-- Start of Records for processing --
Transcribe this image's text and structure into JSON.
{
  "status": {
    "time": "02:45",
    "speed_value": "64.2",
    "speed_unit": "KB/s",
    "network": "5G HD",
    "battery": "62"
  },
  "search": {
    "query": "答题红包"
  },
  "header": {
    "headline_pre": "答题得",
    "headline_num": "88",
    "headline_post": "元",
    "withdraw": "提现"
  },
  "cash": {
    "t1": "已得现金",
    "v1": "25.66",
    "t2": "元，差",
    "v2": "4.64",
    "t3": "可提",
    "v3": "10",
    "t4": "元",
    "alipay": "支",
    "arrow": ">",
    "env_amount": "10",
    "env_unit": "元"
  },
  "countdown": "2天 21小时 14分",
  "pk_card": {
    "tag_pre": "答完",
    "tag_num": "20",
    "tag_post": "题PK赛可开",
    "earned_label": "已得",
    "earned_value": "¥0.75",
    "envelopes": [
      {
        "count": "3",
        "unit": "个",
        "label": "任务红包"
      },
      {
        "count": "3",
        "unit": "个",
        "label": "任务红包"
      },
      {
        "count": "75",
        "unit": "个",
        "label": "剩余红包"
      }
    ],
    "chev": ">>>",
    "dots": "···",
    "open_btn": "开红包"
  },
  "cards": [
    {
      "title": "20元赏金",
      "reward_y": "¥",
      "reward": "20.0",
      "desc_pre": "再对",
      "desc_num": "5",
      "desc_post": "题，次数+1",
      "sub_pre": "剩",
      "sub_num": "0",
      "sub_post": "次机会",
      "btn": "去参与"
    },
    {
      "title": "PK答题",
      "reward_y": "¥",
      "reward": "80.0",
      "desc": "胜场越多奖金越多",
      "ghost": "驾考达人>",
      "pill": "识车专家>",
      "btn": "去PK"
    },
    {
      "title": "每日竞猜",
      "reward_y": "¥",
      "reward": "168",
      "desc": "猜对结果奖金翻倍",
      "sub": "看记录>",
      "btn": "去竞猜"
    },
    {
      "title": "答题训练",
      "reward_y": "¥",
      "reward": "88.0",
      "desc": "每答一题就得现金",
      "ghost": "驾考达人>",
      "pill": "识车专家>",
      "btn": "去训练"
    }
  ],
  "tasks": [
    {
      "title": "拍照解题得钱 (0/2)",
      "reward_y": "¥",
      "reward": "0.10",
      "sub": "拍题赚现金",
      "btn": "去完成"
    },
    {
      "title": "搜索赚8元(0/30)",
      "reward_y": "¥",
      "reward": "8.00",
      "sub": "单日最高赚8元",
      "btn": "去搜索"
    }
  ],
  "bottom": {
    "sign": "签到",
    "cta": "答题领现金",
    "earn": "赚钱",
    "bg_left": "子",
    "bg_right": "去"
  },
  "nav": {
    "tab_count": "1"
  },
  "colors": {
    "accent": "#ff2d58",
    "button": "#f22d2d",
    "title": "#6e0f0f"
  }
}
-- End of Records for processing --
## What the task asks
Transcribe every entry exactly.

## Exercise response
Transcribe this image's text and structure into JSON.
{
  "status": {
    "time": "02:45",
    "speed_value": "64.2",
    "speed_unit": "KB/s",
    "network": "5G HD",
    "battery": "62"
  },
  "search": {
    "query": "答题红包"
  },
  "header": {
    "headline_pre": "答题得",
    "headline_num": "88",
    "headline_post": "元",
    "withdraw": "提现"
  },
  "cash": {
    "t1": "已得现金",
    "v1": "25.66",
    "t2": "元，差",
    "v2": "4.64",
    "t3": "可提",
    "v3": "10",
    "t4": "元",
    "alipay": "支",
    "arrow": ">",
    "env_amount": "10",
    "env_unit": "元"
  },
  "countdown": "2天 21小时 14分",
  "pk_card": {
    "tag_pre": "答完",
    "tag_num": "20",
    "tag_post": "题PK赛可开",
    "earned_label": "已得",
    "earned_value": "¥0.75",
    "envelopes": [
      {
        "count": "3",
        "unit": "个",
        "label": "任务红包"
      },
      {
        "count": "3",
        "unit": "个",
        "label": "任务红包"
      },
      {
        "count": "75",
        "unit": "个",
        "label": "剩余红包"
      }
    ],
    "chev": ">>>",
    "dots": "···",
    "open_btn": "开红包"
  },
  "cards": [
    {
      "title": "20元赏金",
      "reward_y": "¥",
      "reward": "20.0",
      "desc_pre": "再对",
      "desc_num": "5",
      "desc_post": "题，次数+1",
      "sub_pre": "剩",
      "sub_num": "0",
      "sub_post": "次机会",
      "btn": "去参与"
    },
    {
      "title": "PK答题",
      "reward_y": "¥",
      "reward": "80.0",
      "desc": "胜场越多奖金越多",
      "ghost": "驾考达人>",
      "pill": "识车专家>",
      "btn": "去PK"
    },
    {
      "title": "每日竞猜",
      "reward_y": "¥",
      "reward": "168",
      "desc": "猜对结果奖金翻倍",
      "sub": "看记录>",
      "btn": "去竞猜"
    },
    {
      "title": "答题训练",
      "reward_y": "¥",
      "reward": "88.0",
      "desc": "每答一题就得现金",
      "ghost": "驾考达人>",
      "pill": "识车专家>",
      "btn": "去训练"
    }
  ],
  "tasks": [
    {
      "title": "拍照解题得钱 (0/2)",
      "reward_y": "¥",
      "reward": "0.10",
      "sub": "拍题赚现金",
      "btn": "去完成"
    },
    {
      "title": "搜索赚8元(0/30)",
      "reward_y": "¥",
      "reward": "8.00",
      "sub": "单日最高赚8元",
      "btn": "去搜索"
    }
  ],
  "bottom": {
    "sign": "签到",
    "cta": "答题领现金",
    "earn": "赚钱",
    "bg_left": "子",
    "bg_right": "去"
  },
  "nav": {
    "tab_count": "1"
  },
  "colors": {
    "accent": "#ff2d58",
    "button": "#f22d2d",
    "title": "#6e0f0f"
  }
}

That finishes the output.